EXERCISE:
Gather all lines in the entries that include the word "AUCROC".

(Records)
+ + + + + + +

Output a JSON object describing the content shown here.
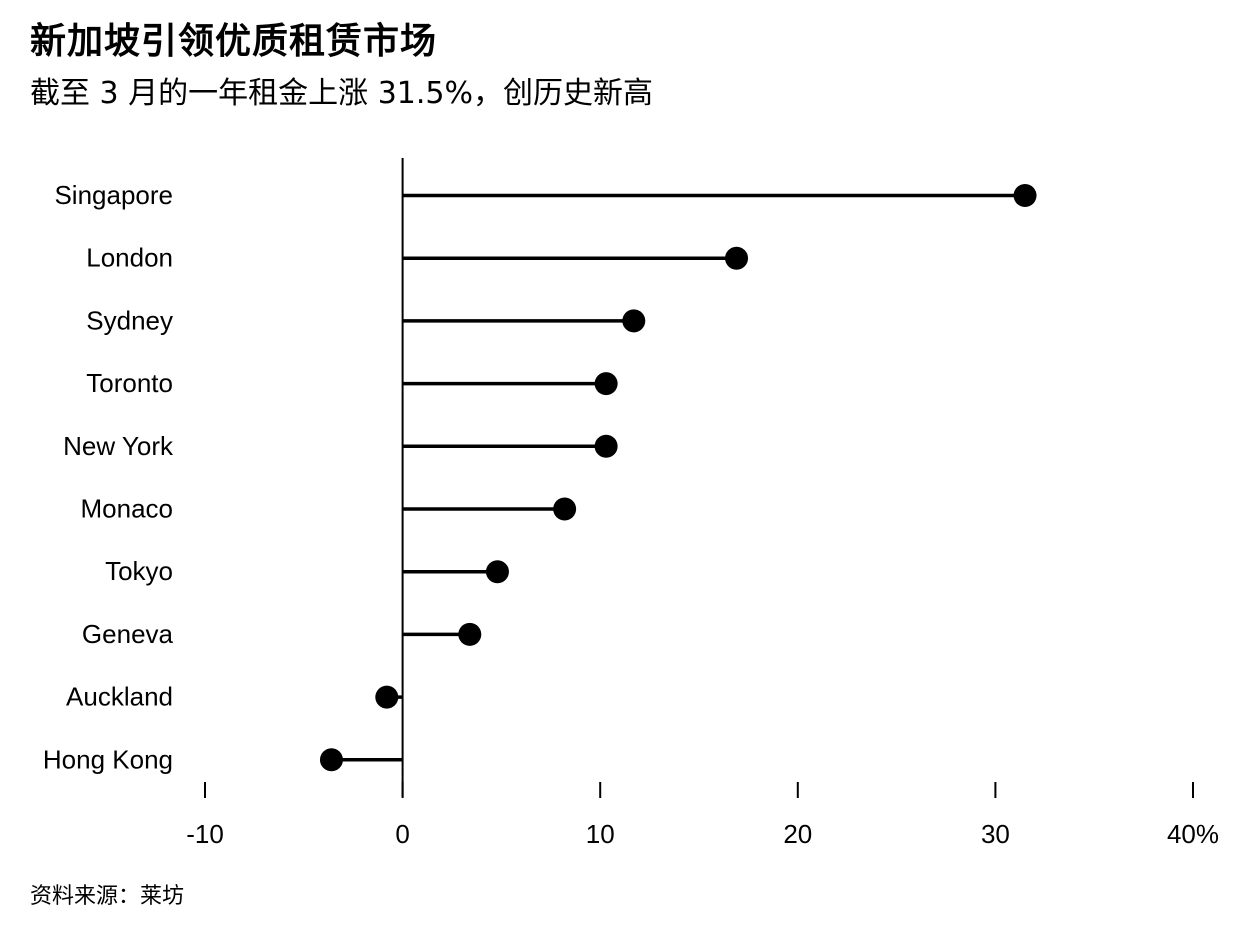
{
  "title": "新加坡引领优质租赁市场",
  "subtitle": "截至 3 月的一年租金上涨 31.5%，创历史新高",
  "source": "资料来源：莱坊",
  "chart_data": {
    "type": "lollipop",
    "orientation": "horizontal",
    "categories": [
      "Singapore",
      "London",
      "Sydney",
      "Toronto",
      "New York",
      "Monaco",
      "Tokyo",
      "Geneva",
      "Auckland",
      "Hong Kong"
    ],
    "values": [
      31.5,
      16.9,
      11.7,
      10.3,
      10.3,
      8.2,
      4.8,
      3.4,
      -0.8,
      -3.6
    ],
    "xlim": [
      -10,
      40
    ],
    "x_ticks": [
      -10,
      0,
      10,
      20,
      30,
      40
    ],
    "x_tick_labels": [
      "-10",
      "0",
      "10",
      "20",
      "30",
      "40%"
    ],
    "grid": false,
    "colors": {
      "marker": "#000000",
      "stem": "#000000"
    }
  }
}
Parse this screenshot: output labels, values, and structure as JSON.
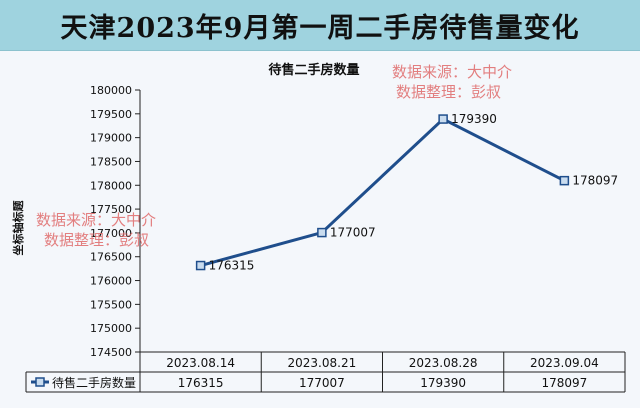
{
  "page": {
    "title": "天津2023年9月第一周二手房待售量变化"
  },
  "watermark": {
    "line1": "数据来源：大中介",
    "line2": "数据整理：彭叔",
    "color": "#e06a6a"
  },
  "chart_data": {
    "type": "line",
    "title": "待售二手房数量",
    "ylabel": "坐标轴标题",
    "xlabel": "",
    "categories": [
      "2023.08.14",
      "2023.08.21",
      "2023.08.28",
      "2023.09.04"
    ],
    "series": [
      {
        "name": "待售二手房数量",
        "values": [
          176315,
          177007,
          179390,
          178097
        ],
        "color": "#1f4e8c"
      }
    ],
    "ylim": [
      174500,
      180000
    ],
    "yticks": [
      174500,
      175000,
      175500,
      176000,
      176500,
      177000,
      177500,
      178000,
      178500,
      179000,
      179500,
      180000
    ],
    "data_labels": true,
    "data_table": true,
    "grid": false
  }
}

+ + + + + + +

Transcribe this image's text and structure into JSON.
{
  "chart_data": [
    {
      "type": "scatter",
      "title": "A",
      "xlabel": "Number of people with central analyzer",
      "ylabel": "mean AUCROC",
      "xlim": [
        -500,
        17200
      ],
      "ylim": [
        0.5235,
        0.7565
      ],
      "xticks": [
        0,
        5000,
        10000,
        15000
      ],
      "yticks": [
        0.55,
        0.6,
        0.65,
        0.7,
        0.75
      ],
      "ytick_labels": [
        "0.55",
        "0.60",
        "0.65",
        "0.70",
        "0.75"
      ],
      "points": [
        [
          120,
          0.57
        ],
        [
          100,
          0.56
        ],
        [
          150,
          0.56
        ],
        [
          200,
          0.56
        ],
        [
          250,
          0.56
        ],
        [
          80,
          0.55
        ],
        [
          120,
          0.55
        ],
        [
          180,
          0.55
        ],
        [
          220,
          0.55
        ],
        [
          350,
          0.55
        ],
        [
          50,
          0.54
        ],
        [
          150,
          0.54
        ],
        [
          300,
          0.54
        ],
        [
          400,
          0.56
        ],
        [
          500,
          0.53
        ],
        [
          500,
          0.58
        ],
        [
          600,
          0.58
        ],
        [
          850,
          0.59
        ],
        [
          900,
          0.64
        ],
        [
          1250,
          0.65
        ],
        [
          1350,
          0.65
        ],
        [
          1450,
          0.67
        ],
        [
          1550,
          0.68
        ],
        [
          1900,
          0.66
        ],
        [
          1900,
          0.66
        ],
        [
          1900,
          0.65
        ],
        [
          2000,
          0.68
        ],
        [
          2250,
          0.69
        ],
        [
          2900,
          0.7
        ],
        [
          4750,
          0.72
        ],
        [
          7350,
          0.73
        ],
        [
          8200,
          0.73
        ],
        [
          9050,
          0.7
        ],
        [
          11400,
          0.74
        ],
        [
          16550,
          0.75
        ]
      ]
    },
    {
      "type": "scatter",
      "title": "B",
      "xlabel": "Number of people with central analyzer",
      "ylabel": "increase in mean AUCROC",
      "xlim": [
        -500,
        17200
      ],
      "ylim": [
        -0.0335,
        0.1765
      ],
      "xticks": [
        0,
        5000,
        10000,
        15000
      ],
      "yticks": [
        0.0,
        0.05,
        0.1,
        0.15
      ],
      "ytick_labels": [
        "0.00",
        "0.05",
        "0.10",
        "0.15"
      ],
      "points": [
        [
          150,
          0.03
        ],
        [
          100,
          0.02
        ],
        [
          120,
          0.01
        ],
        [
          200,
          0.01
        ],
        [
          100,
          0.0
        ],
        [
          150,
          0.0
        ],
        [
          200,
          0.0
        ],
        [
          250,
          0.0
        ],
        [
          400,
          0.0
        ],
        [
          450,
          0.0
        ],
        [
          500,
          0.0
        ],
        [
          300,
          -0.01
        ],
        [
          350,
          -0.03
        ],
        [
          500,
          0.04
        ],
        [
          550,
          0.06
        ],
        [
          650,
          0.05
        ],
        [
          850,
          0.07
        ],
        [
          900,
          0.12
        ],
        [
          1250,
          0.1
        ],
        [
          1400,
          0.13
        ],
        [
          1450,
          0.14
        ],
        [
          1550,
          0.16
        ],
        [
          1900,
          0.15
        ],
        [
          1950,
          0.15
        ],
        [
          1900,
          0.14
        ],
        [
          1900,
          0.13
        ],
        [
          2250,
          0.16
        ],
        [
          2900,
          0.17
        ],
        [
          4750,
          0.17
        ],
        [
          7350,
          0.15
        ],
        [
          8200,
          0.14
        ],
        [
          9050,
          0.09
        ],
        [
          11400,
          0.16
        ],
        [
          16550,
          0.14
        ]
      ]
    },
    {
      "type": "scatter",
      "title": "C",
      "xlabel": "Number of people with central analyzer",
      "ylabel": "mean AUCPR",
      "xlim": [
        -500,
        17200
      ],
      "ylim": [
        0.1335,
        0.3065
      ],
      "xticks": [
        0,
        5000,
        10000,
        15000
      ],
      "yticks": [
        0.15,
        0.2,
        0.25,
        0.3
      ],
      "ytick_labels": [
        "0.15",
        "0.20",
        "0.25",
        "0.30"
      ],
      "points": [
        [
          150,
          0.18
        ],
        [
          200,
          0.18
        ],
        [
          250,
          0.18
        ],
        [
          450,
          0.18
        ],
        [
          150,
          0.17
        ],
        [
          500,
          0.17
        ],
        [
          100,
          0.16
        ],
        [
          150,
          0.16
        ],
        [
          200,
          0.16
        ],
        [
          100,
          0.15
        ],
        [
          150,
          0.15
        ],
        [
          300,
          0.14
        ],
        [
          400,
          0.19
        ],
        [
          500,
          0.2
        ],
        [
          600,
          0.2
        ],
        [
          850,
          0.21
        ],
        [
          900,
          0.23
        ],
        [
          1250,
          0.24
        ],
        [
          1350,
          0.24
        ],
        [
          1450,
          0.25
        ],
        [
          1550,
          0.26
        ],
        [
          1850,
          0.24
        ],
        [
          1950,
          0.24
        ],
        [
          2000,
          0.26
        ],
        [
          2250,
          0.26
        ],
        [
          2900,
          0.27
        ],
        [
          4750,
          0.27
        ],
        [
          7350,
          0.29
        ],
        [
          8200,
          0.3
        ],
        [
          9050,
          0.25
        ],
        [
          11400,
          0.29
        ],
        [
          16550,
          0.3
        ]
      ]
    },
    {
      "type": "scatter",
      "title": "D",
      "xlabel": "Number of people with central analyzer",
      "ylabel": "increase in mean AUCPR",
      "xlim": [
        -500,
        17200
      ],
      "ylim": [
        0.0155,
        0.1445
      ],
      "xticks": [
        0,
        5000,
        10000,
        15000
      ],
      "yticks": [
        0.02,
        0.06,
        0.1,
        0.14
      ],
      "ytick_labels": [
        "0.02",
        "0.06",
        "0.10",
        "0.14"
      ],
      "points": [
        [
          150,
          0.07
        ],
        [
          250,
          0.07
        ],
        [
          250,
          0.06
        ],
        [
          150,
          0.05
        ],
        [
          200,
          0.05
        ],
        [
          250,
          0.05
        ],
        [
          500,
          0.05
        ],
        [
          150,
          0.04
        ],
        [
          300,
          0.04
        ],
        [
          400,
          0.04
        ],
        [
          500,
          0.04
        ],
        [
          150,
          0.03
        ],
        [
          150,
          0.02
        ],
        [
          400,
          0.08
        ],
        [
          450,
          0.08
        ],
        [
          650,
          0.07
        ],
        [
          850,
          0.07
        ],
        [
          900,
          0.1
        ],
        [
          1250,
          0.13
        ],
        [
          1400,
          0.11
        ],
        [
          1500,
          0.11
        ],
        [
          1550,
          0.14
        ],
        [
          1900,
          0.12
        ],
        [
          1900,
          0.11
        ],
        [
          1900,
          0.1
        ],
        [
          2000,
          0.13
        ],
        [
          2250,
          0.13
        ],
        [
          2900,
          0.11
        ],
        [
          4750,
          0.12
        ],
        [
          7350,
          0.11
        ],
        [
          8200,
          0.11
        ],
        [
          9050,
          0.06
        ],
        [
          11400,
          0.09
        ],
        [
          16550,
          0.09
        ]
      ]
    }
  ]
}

+ + + + + + +

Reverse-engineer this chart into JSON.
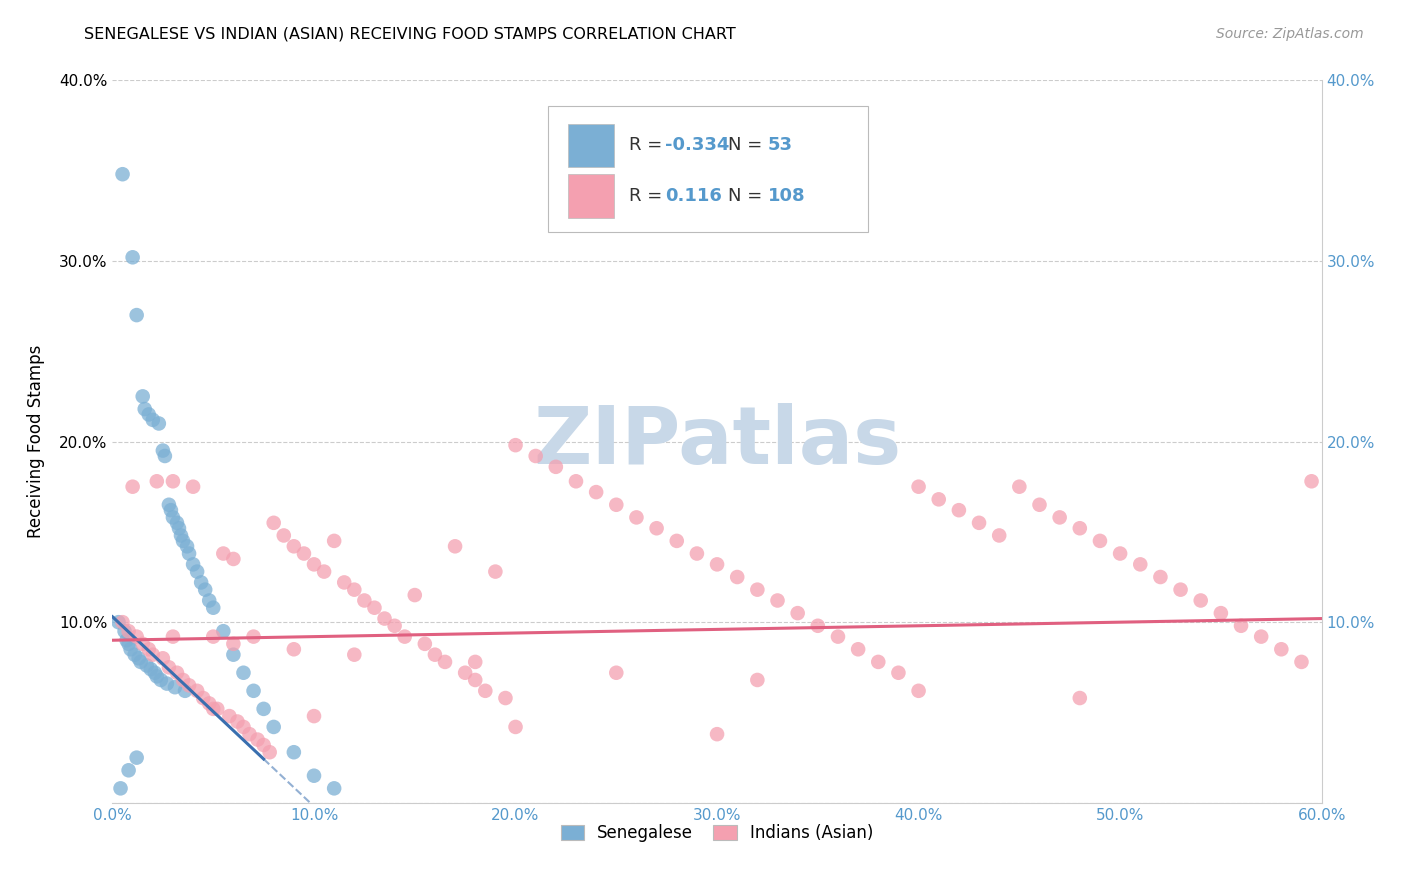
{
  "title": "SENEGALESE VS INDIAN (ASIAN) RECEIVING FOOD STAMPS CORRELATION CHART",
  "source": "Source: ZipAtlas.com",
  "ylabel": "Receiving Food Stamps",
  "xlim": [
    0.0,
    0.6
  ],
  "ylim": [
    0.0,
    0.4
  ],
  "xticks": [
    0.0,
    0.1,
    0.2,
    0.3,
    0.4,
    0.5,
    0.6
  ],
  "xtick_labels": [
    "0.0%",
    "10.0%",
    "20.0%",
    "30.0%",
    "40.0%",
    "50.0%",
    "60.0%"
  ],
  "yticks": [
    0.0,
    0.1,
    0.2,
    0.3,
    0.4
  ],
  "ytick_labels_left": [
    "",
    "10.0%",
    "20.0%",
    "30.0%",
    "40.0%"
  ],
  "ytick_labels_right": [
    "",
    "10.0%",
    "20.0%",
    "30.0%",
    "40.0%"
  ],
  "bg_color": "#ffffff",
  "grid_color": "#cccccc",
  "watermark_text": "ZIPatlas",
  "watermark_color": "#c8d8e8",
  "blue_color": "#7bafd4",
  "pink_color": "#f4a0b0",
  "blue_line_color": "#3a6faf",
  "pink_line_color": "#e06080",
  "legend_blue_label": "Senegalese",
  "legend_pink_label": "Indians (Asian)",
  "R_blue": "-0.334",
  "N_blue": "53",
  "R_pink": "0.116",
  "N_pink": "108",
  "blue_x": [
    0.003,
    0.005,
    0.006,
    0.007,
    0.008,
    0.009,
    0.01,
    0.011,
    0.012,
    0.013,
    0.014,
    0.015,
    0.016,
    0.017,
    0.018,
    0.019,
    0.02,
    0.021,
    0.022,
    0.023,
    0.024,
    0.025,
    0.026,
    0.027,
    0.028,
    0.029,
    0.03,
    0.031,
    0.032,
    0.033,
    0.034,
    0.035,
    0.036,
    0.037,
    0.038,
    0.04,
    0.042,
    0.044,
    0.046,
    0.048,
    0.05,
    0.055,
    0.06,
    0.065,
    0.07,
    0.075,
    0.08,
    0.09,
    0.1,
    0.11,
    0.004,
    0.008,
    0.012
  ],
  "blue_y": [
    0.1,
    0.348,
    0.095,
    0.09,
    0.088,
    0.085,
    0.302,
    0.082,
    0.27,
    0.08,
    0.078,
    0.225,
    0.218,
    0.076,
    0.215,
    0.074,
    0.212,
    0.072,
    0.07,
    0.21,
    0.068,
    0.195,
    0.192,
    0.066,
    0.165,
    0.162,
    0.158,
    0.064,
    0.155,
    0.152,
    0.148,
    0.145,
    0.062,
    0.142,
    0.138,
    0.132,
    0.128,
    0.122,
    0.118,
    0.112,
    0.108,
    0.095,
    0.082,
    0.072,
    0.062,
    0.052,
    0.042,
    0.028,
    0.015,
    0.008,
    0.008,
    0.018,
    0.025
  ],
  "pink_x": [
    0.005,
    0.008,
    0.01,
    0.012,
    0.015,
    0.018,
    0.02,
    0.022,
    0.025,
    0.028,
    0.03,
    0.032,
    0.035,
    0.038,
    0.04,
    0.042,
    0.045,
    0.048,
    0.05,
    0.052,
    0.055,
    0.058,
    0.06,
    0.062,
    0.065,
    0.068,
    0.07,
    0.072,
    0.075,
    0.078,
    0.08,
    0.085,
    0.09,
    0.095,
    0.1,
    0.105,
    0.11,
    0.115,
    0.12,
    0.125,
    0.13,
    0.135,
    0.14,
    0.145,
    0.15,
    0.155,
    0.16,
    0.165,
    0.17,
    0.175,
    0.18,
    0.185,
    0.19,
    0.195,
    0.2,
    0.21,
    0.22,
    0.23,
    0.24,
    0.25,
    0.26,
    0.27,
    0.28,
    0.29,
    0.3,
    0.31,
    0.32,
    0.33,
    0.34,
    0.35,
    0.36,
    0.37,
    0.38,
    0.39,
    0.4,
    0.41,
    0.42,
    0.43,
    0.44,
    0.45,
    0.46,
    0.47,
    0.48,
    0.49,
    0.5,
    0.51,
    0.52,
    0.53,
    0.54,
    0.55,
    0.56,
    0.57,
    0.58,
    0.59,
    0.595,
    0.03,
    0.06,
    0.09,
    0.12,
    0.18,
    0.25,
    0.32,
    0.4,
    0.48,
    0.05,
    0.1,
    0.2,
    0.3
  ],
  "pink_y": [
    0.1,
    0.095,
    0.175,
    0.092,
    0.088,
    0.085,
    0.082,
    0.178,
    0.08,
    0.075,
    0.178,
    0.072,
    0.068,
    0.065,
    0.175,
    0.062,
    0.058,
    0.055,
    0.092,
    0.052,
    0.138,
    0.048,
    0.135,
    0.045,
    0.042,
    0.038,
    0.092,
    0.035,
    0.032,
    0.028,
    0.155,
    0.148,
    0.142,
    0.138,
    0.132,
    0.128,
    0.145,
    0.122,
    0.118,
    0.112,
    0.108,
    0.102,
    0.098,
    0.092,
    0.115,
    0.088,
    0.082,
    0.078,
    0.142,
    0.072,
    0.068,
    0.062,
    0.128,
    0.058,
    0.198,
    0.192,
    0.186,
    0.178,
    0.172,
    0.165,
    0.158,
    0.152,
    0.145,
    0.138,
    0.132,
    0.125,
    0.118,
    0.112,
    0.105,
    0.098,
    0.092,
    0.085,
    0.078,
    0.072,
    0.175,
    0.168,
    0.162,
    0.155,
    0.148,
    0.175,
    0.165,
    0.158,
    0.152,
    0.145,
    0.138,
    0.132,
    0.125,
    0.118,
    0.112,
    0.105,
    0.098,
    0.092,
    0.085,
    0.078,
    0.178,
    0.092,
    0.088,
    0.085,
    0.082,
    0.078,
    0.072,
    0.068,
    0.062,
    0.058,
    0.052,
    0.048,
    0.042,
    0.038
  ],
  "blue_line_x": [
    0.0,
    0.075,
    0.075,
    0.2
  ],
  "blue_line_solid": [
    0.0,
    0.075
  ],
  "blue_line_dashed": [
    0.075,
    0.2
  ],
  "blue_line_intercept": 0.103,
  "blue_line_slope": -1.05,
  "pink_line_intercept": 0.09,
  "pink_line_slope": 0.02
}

+ + + + + + +

RESULT OF THE TASK:
      "ylabel": "mean AUCROC",
      "ylabel": "increase in mean AUCROC",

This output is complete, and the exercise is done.